### To do
Check every line below for the word "title" and copy each one that has it.

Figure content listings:
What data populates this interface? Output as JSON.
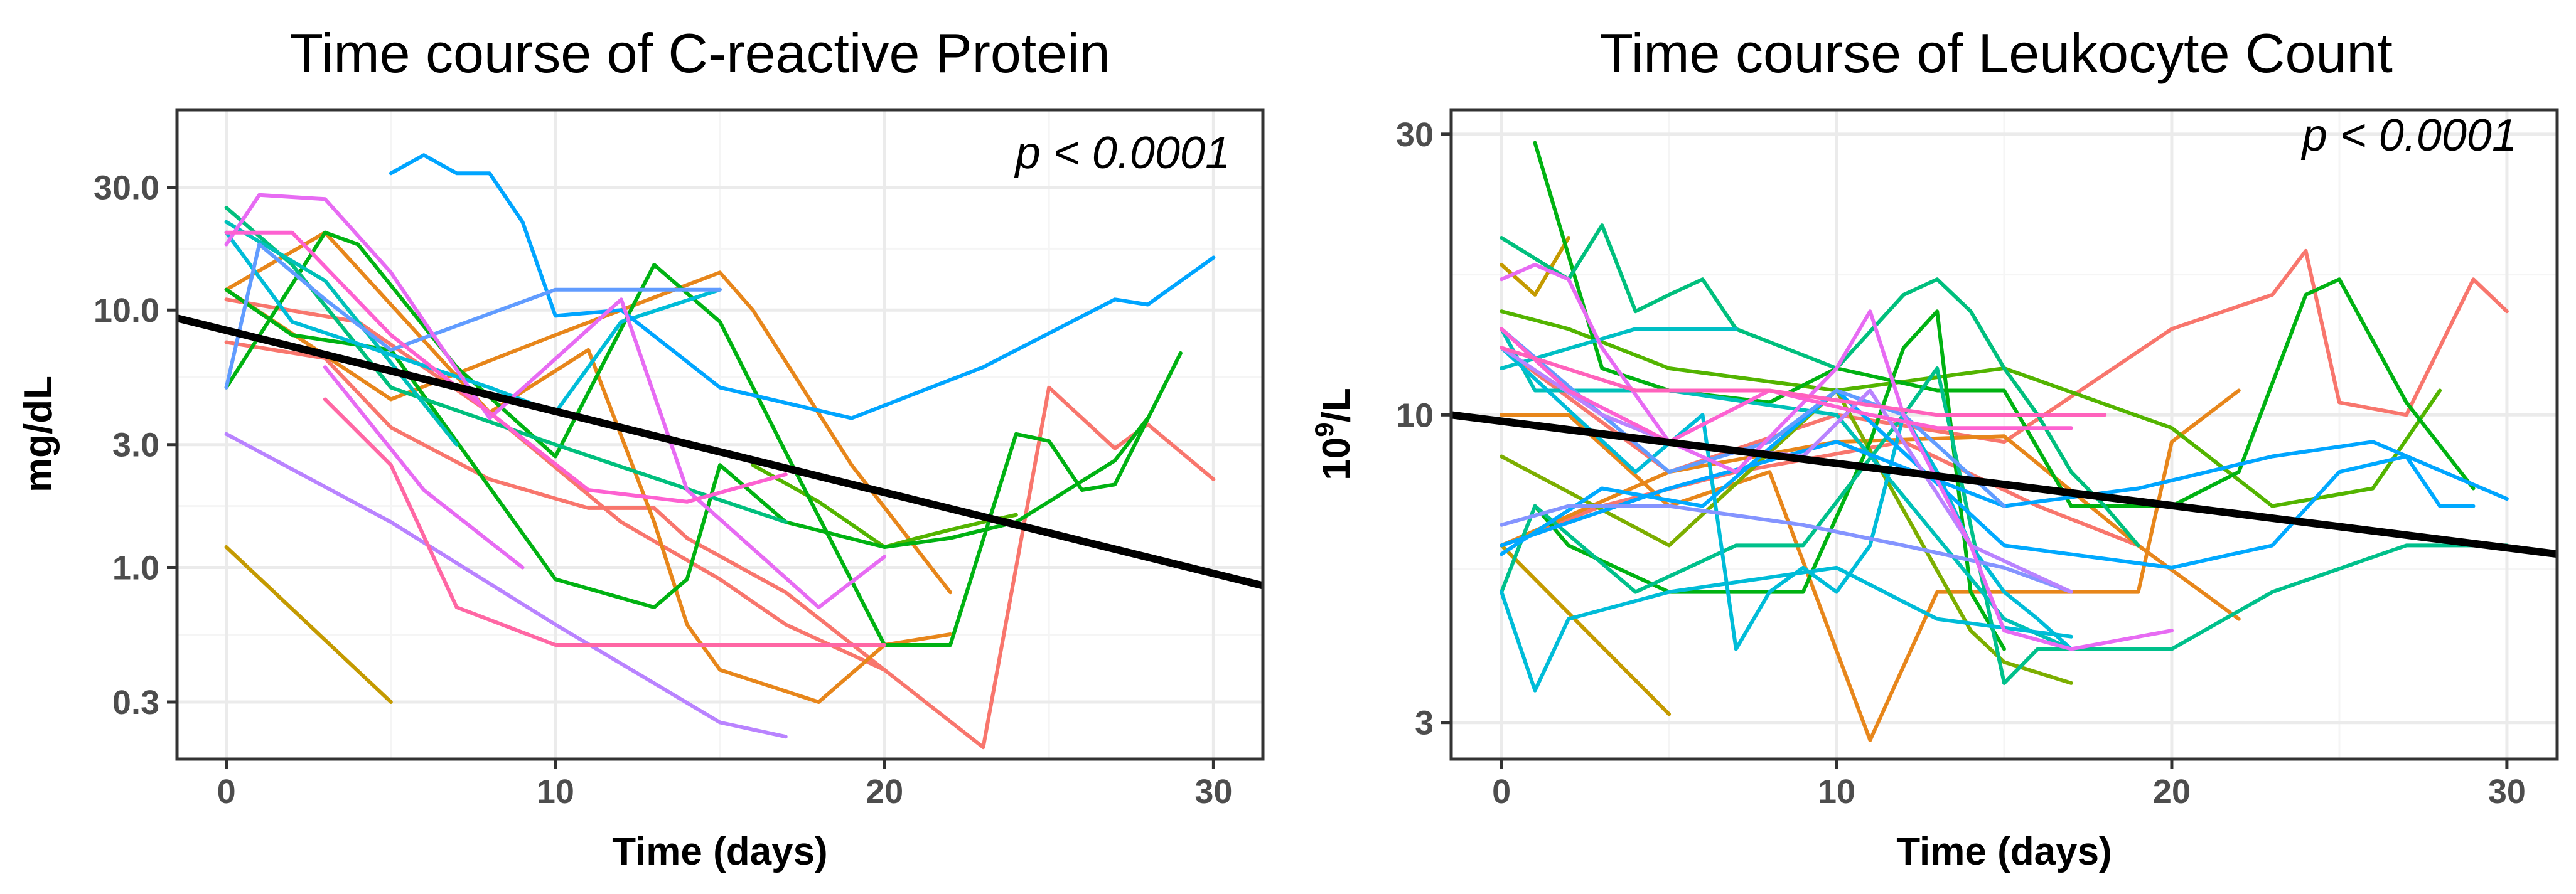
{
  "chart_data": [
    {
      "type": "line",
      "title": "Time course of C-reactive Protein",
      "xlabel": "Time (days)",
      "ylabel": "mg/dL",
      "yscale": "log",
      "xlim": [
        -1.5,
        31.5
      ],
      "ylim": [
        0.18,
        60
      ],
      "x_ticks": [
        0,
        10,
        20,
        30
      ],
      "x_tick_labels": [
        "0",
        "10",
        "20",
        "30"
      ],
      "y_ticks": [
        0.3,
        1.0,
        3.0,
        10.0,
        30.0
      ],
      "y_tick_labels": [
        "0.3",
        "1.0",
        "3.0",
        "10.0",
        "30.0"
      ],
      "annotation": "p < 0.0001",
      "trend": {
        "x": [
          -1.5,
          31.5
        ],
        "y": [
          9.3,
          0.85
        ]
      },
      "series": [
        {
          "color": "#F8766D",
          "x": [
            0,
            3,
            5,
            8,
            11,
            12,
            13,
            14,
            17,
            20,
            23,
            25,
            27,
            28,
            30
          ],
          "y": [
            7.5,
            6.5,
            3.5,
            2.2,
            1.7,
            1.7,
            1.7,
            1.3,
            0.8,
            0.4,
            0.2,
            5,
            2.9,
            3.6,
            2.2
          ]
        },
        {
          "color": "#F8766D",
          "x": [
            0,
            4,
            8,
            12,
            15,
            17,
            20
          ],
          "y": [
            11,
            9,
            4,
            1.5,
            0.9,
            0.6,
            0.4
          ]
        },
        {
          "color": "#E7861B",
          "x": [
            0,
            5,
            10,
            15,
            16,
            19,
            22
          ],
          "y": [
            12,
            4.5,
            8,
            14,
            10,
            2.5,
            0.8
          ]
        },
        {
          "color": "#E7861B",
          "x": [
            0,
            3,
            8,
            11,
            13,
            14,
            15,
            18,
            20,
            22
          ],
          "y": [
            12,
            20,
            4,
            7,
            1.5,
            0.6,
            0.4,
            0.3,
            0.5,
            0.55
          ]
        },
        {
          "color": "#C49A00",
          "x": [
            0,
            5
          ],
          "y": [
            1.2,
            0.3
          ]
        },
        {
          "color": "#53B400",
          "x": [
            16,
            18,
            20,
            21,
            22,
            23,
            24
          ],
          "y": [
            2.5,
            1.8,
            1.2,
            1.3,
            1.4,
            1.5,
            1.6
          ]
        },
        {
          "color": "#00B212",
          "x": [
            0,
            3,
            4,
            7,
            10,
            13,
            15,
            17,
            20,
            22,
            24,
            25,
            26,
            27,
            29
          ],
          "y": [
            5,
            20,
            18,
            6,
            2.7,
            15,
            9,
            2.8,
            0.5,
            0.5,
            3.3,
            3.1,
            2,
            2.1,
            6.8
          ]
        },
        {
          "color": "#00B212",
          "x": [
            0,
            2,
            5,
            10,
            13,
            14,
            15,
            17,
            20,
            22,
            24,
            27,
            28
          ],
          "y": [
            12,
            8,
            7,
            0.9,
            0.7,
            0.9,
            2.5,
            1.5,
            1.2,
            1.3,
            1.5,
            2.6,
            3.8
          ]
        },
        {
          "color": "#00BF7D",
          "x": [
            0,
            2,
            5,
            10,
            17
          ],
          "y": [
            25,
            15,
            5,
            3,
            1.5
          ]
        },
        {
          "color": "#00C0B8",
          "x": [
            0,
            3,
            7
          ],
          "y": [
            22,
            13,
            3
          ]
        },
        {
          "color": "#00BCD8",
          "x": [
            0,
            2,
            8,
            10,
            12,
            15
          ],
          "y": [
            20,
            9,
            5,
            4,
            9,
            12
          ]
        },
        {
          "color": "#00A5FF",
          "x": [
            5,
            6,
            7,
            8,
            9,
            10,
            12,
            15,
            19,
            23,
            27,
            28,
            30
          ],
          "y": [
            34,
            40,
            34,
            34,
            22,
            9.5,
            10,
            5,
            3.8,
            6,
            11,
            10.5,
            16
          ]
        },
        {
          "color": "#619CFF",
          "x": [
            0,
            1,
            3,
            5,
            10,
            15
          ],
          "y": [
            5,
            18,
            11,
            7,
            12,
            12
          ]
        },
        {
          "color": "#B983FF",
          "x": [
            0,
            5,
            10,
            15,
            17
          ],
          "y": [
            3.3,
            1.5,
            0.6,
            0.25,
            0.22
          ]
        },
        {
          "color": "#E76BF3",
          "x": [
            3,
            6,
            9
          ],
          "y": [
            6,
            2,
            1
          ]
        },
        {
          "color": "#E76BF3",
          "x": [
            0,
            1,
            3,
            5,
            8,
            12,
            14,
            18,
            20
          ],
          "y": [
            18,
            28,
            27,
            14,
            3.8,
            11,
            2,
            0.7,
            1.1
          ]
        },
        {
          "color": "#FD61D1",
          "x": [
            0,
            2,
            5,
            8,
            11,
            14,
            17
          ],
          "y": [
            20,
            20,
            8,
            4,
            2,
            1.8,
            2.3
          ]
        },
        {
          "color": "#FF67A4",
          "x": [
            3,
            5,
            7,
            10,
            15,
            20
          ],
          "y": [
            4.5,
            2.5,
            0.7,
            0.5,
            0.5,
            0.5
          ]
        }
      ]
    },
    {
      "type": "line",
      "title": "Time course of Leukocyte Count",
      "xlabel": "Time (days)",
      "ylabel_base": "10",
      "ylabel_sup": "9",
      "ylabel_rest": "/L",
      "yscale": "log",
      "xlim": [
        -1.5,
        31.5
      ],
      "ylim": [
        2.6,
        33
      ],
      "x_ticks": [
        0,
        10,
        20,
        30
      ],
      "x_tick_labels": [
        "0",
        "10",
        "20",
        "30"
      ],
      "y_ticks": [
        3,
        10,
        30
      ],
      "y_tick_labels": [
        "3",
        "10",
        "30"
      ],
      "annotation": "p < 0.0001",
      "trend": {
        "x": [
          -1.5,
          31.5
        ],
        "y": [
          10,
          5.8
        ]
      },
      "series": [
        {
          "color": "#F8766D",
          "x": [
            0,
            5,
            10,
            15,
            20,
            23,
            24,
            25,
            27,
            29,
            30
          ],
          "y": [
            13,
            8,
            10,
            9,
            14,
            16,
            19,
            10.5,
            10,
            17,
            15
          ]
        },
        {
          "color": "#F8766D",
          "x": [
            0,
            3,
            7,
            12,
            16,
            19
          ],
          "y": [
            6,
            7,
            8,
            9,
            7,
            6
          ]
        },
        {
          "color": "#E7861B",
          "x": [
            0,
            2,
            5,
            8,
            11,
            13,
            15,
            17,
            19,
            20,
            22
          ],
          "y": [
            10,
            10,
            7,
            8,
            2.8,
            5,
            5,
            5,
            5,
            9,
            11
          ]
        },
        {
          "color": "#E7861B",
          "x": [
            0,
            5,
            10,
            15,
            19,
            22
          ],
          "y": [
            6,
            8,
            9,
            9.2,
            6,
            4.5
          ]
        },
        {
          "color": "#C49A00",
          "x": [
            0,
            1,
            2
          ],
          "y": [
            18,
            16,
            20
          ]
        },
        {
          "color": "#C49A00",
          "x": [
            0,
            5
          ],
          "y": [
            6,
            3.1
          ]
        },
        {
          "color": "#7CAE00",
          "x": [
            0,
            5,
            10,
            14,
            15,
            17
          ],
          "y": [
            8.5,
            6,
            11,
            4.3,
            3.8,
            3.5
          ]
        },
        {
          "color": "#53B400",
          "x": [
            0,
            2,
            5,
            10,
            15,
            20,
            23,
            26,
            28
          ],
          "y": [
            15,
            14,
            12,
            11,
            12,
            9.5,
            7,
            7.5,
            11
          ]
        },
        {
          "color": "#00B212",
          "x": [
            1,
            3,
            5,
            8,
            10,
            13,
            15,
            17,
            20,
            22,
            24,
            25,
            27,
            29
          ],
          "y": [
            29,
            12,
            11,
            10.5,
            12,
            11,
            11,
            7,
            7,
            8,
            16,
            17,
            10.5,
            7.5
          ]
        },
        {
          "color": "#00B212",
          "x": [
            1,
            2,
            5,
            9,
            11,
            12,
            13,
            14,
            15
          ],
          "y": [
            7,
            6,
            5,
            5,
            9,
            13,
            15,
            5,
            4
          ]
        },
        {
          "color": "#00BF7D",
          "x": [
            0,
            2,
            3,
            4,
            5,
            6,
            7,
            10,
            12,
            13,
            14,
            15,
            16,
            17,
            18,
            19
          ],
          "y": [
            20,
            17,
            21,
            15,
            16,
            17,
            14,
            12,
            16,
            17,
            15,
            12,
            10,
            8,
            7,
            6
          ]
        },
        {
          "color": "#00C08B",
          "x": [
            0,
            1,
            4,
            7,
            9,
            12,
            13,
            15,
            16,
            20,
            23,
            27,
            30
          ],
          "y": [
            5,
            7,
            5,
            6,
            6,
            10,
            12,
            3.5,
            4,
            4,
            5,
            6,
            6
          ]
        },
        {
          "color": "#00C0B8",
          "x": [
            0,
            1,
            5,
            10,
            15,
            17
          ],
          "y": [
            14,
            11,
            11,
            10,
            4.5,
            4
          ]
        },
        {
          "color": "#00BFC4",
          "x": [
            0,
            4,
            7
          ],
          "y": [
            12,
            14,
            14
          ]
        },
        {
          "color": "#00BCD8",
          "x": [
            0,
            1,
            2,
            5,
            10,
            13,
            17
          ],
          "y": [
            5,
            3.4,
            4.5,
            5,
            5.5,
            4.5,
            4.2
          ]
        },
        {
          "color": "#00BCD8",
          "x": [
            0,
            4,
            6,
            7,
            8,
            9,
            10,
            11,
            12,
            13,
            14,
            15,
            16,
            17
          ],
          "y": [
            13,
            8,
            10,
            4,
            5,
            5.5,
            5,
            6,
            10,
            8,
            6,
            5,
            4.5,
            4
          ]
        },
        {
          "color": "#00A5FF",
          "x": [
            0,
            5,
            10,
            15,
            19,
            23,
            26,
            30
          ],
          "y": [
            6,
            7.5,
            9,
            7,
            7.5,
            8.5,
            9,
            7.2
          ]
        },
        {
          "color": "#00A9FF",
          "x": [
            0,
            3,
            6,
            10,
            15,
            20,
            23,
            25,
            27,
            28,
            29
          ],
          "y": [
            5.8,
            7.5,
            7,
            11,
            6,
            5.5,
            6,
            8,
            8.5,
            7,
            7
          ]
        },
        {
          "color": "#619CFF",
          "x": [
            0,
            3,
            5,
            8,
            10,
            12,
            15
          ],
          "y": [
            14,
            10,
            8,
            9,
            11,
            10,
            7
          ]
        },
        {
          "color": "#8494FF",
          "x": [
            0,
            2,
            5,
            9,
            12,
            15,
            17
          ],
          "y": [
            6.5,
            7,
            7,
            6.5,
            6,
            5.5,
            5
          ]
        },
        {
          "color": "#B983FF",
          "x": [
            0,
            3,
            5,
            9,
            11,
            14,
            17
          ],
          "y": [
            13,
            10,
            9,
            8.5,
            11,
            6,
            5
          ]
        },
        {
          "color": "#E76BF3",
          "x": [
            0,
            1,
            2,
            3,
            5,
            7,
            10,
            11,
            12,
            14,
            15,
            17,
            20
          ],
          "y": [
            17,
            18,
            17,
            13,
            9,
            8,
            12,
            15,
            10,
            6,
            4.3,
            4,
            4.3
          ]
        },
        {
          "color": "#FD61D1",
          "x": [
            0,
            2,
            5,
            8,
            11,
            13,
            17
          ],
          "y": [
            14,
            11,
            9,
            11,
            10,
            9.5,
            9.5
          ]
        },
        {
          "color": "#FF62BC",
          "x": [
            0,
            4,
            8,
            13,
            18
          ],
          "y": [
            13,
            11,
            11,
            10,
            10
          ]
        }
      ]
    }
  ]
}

### Task output
      "title": "Time course of C-reactive Protein",
      "title": "Time course of Leukocyte Count",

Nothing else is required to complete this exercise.